* [Records for this exercise]
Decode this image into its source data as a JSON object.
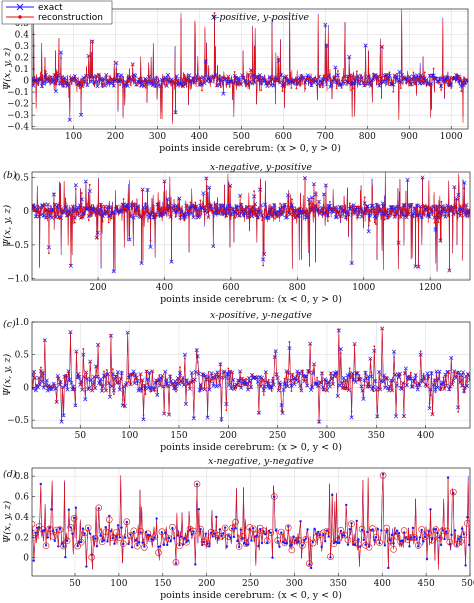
{
  "legend": {
    "exact": "exact",
    "reconstruction": "reconstruction"
  },
  "colors": {
    "exact": "#1a1aff",
    "reconstruction": "#e01010",
    "grid": "#d8d8d8"
  },
  "chart_data": [
    {
      "type": "line",
      "panel": "(a)",
      "title": "x-positive, y-positive",
      "xlabel": "points inside cerebrum: (x > 0, y > 0)",
      "ylabel": "Ψ(x, y, z)",
      "xlim": [
        1,
        1040
      ],
      "ylim": [
        -0.42,
        0.62
      ],
      "xticks": [
        100,
        200,
        300,
        400,
        500,
        600,
        700,
        800,
        900,
        1000
      ],
      "yticks": [
        -0.4,
        -0.3,
        -0.2,
        -0.1,
        0,
        0.1,
        0.2,
        0.3,
        0.4,
        0.5,
        0.6
      ],
      "ytick_labels": [
        "−0.4",
        "−0.3",
        "−0.2",
        "−0.1",
        "0",
        "0.1",
        "0.2",
        "0.3",
        "0.4",
        "0.5",
        "0.6"
      ],
      "grid": true,
      "legend_position": "top-left",
      "n_points": 1040,
      "value_profile": {
        "baseline": 0.0,
        "noise": 0.05,
        "spike_prob": 0.08,
        "spike_max": 0.6,
        "dip_max": 0.4
      },
      "series": [
        {
          "name": "exact",
          "marker": "x"
        },
        {
          "name": "reconstruction",
          "marker": "dot"
        }
      ]
    },
    {
      "type": "line",
      "panel": "(b)",
      "title": "x-negative, y-positive",
      "xlabel": "points inside cerebrum: (x < 0, y > 0)",
      "ylabel": "Ψ(x, y, z)",
      "xlim": [
        1,
        1320
      ],
      "ylim": [
        -1.02,
        0.58
      ],
      "xticks": [
        200,
        400,
        600,
        800,
        1000,
        1200
      ],
      "yticks": [
        -1.0,
        -0.5,
        0,
        0.5
      ],
      "ytick_labels": [
        "−1.0",
        "−0.5",
        "0",
        "0.5"
      ],
      "grid": true,
      "n_points": 1320,
      "value_profile": {
        "baseline": 0.0,
        "noise": 0.1,
        "spike_prob": 0.1,
        "spike_max": 0.5,
        "dip_max": 1.0
      },
      "series": [
        {
          "name": "exact",
          "marker": "x"
        },
        {
          "name": "reconstruction",
          "marker": "dot"
        }
      ]
    },
    {
      "type": "line",
      "panel": "(c)",
      "title": "x-positive, y-negative",
      "xlabel": "points inside cerebrum: (x > 0, y < 0)",
      "ylabel": "Ψ(x, y, z)",
      "xlim": [
        1,
        445
      ],
      "ylim": [
        -0.62,
        1.0
      ],
      "xticks": [
        50,
        100,
        150,
        200,
        250,
        300,
        350,
        400
      ],
      "yticks": [
        -0.5,
        0,
        0.5,
        1.0
      ],
      "ytick_labels": [
        "−0.5",
        "0",
        "0.5",
        "1.0"
      ],
      "grid": true,
      "n_points": 445,
      "value_profile": {
        "baseline": 0.1,
        "noise": 0.15,
        "spike_prob": 0.12,
        "spike_max": 0.95,
        "dip_max": 0.6
      },
      "series": [
        {
          "name": "exact",
          "marker": "x"
        },
        {
          "name": "reconstruction",
          "marker": "dot"
        }
      ]
    },
    {
      "type": "line",
      "panel": "(d)",
      "title": "x-negative, y-negative",
      "xlabel": "points inside cerebrum: (x < 0, y < 0)",
      "ylabel": "Ψ(x, y, z)",
      "xlim": [
        1,
        500
      ],
      "ylim": [
        -0.18,
        0.88
      ],
      "xticks": [
        50,
        100,
        150,
        200,
        250,
        300,
        350,
        400,
        450,
        500
      ],
      "yticks": [
        0,
        0.2,
        0.4,
        0.6,
        0.8
      ],
      "ytick_labels": [
        "0",
        "0.2",
        "0.4",
        "0.6",
        "0.8"
      ],
      "grid": true,
      "n_points": 500,
      "value_profile": {
        "baseline": 0.2,
        "noise": 0.1,
        "spike_prob": 0.14,
        "spike_max": 0.85,
        "dip_max": 0.15
      },
      "series": [
        {
          "name": "exact",
          "marker": "dot"
        },
        {
          "name": "reconstruction",
          "marker": "circle"
        }
      ]
    }
  ]
}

* [Written instruction] From the listing above, copy out each line where the word "xlabel" appears.

* [Correct response]
      "xlabel": "points inside cerebrum: (x > 0, y > 0)",
      "xlabel": "points inside cerebrum: (x < 0, y > 0)",
      "xlabel": "points inside cerebrum: (x > 0, y < 0)",
      "xlabel": "points inside cerebrum: (x < 0, y < 0)",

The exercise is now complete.